PROBLEM STATEMENT -
Below are some records; return each one exactly.

======

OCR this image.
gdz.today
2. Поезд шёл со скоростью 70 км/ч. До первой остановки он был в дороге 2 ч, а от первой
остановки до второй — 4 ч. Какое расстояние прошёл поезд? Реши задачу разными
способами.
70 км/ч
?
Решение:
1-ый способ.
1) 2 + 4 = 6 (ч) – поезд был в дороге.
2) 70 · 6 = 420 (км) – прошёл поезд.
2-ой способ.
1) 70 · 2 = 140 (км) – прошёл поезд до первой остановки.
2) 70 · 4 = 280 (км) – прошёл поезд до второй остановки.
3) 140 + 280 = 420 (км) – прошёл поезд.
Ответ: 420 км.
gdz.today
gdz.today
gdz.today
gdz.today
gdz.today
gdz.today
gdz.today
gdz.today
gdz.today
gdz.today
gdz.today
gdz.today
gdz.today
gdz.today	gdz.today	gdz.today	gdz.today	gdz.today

======

SOLUTION FOR THIS PROBLEM -
OCR this image.
gdz.today
2. Поезд шёл со скоростью 70 км/ч. До первой остановки он был в дороге 2 ч, а от первой
остановки до второй — 4 ч. Какое расстояние прошёл поезд? Реши задачу разными
способами.
70 км/ч
?
Решение:
1-ый способ.
1) 2 + 4 = 6 (ч) – поезд был в дороге.
2) 70 · 6 = 420 (км) – прошёл поезд.
2-ой способ.
1) 70 · 2 = 140 (км) – прошёл поезд до первой остановки.
2) 70 · 4 = 280 (км) – прошёл поезд до второй остановки.
3) 140 + 280 = 420 (км) – прошёл поезд.
Ответ: 420 км.
gdz.today
gdz.today
gdz.today
gdz.today
gdz.today
gdz.today
gdz.today
gdz.today
gdz.today
gdz.today
gdz.today
gdz.today
gdz.today
gdz.today	gdz.today	gdz.today	gdz.today	gdz.today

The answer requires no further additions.